Dataset rows about figures:
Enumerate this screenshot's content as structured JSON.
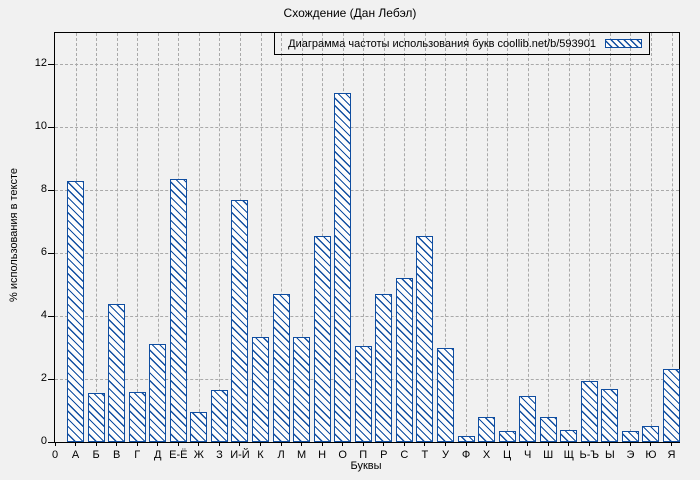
{
  "window": {
    "background_color": "#f1f1f1"
  },
  "chart_data": {
    "type": "bar",
    "title": "Схождение (Дан Лебэл)",
    "xlabel": "Буквы",
    "ylabel": "% использования в тексте",
    "legend": "Диаграмма частоты использования букв coollib.net/b/593901",
    "legend_position": "top-right-inside-box",
    "legend_swatch": "hatched-bar-sample",
    "grid": true,
    "ylim": [
      0,
      13
    ],
    "y_ticks": [
      0,
      2,
      4,
      6,
      8,
      10,
      12
    ],
    "x_origin_tick": "0",
    "categories": [
      "А",
      "Б",
      "В",
      "Г",
      "Д",
      "Е-Ё",
      "Ж",
      "З",
      "И-Й",
      "К",
      "Л",
      "М",
      "Н",
      "О",
      "П",
      "Р",
      "С",
      "Т",
      "У",
      "Ф",
      "Х",
      "Ц",
      "Ч",
      "Ш",
      "Щ",
      "Ь-Ъ",
      "Ы",
      "Э",
      "Ю",
      "Я"
    ],
    "values": [
      8.3,
      1.55,
      4.4,
      1.6,
      3.1,
      8.35,
      0.95,
      1.65,
      7.7,
      3.35,
      4.7,
      3.35,
      6.55,
      11.1,
      3.05,
      4.7,
      5.2,
      6.55,
      3.0,
      0.18,
      0.78,
      0.35,
      1.45,
      0.8,
      0.38,
      1.95,
      1.7,
      0.35,
      0.5,
      2.33
    ],
    "bar_style": "diagonal-hatch",
    "colors": {
      "bar": "#0f4da0",
      "bar_fill": "#fdfdfd",
      "grid": "#a9a9a9",
      "axis": "#000000",
      "background": "#f1f1f1"
    }
  }
}
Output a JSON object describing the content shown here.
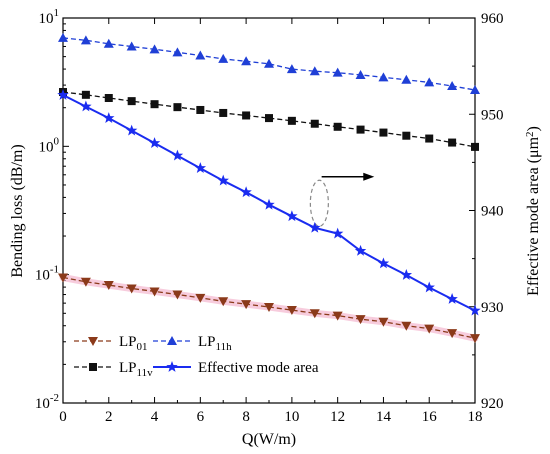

BRIEF —
Write only the number of lines in the records that include the word "content".

CORRECT RESPONSE —
2